**Exercise requirements:** Reproduce each line that includes the word "handeln".

**Extracted information:**
- - -

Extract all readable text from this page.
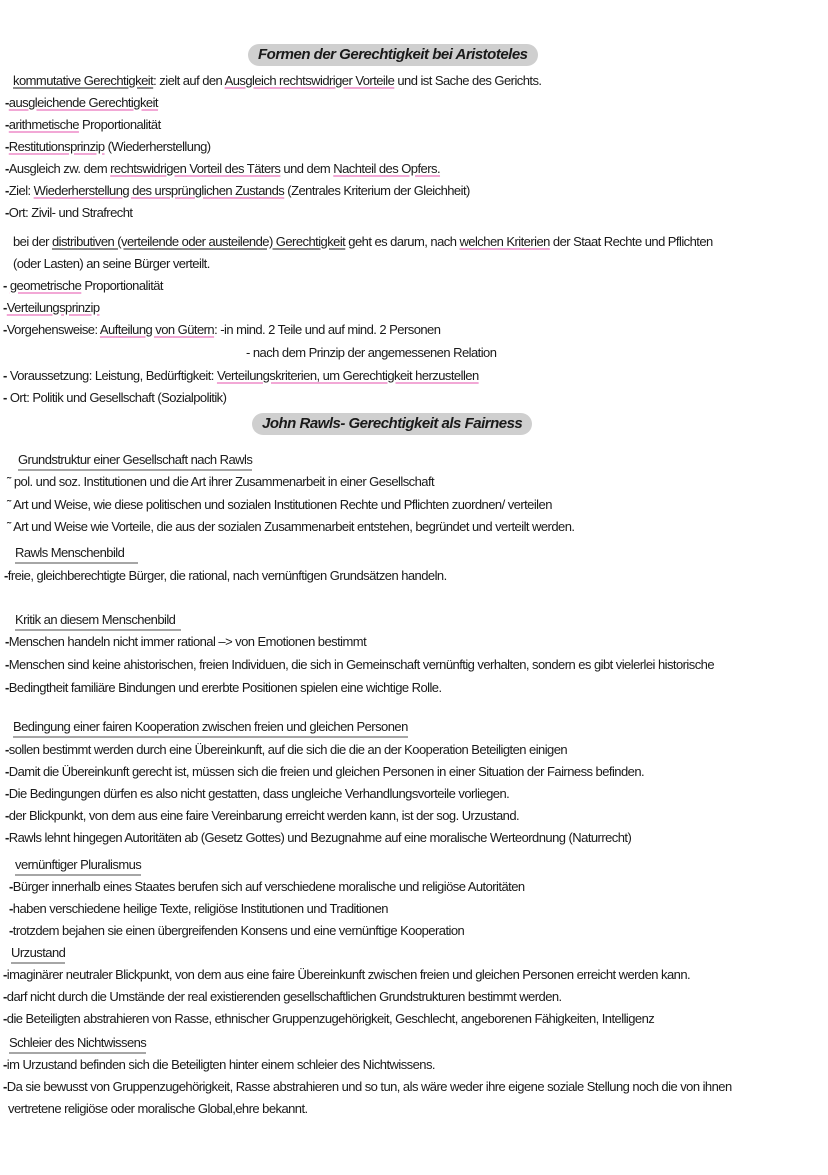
Formen der Gerechtigkeit bei Aristoteles
kommutative Gerechtigkeit: zielt auf den Ausgleich rechtswidriger Vorteile und ist Sache des Gerichts.
-ausgleichende Gerechtigkeit
-arithmetische Proportionalität
-Restitutionsprinzip (Wiederherstellung)
-Ausgleich zw. dem rechtswidrigen Vorteil des Täters und dem Nachteil des Opfers.
-Ziel: Wiederherstellung des ursprünglichen Zustands (Zentrales Kriterium der Gleichheit)
-Ort: Zivil- und Strafrecht
bei der distributiven (verteilende oder austeilende) Gerechtigkeit geht es darum, nach welchen Kriterien der Staat Rechte und Pflichten
(oder Lasten) an seine Bürger verteilt.
- geometrische Proportionalität
-Verteilungsprinzip
-Vorgehensweise: Aufteilung von Gütern: -in mind. 2 Teile und auf mind. 2 Personen
- nach dem Prinzip der angemessenen Relation
- Voraussetzung: Leistung, Bedürftigkeit: Verteilungskriterien, um Gerechtigkeit herzustellen
- Ort: Politik und Gesellschaft (Sozialpolitik)
John Rawls- Gerechtigkeit als Fairness
Grundstruktur einer Gesellschaft nach Rawls
˜ pol. und soz. Institutionen und die Art ihrer Zusammenarbeit in einer Gesellschaft
˜ Art und Weise, wie diese politischen und sozialen Institutionen Rechte und Pflichten zuordnen/ verteilen
˜ Art und Weise wie Vorteile, die aus der sozialen Zusammenarbeit entstehen, begründet und verteilt werden.
Rawls Menschenbild
-freie, gleichberechtigte Bürger, die rational, nach vernünftigen Grundsätzen handeln.
Kritik an diesem Menschenbild
-Menschen handeln nicht immer rational –> von Emotionen bestimmt
-Menschen sind keine ahistorischen, freien Individuen, die sich in Gemeinschaft vernünftig verhalten, sondern es gibt vielerlei historische
-Bedingtheit familiäre Bindungen und ererbte Positionen spielen eine wichtige Rolle.
Bedingung einer fairen Kooperation zwischen freien und gleichen Personen
-sollen bestimmt werden durch eine Übereinkunft, auf die sich die die an der Kooperation Beteiligten einigen
-Damit die Übereinkunft gerecht ist, müssen sich die freien und gleichen Personen in einer Situation der Fairness befinden.
-Die Bedingungen dürfen es also nicht gestatten, dass ungleiche Verhandlungsvorteile vorliegen.
-der Blickpunkt, von dem aus eine faire Vereinbarung erreicht werden kann, ist der sog. Urzustand.
-Rawls lehnt hingegen Autoritäten ab (Gesetz Gottes) und Bezugnahme auf eine moralische Werteordnung (Naturrecht)
vernünftiger Pluralismus
-Bürger innerhalb eines Staates berufen sich auf verschiedene moralische und religiöse Autoritäten
-haben verschiedene heilige Texte, religiöse Institutionen und Traditionen
-trotzdem bejahen sie einen übergreifenden Konsens und eine vernünftige Kooperation
Urzustand
-imaginärer neutraler Blickpunkt, von dem aus eine faire Übereinkunft zwischen freien und gleichen Personen erreicht werden kann.
-darf nicht durch die Umstände der real existierenden gesellschaftlichen Grundstrukturen bestimmt werden.
-die Beteiligten abstrahieren von Rasse, ethnischer Gruppenzugehörigkeit, Geschlecht, angeborenen Fähigkeiten, Intelligenz
Schleier des Nichtwissens
-im Urzustand befinden sich die Beteiligten hinter einem schleier des Nichtwissens.
-Da sie bewusst von Gruppenzugehörigkeit, Rasse abstrahieren und so tun, als wäre weder ihre eigene soziale Stellung noch die von ihnen
vertretene religiöse oder moralische Global,ehre bekannt.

- - -

**Reply to the task:**
-freie, gleichberechtigte Bürger, die rational, nach vernünftigen Grundsätzen handeln.
-Menschen handeln nicht immer rational –> von Emotionen bestimmt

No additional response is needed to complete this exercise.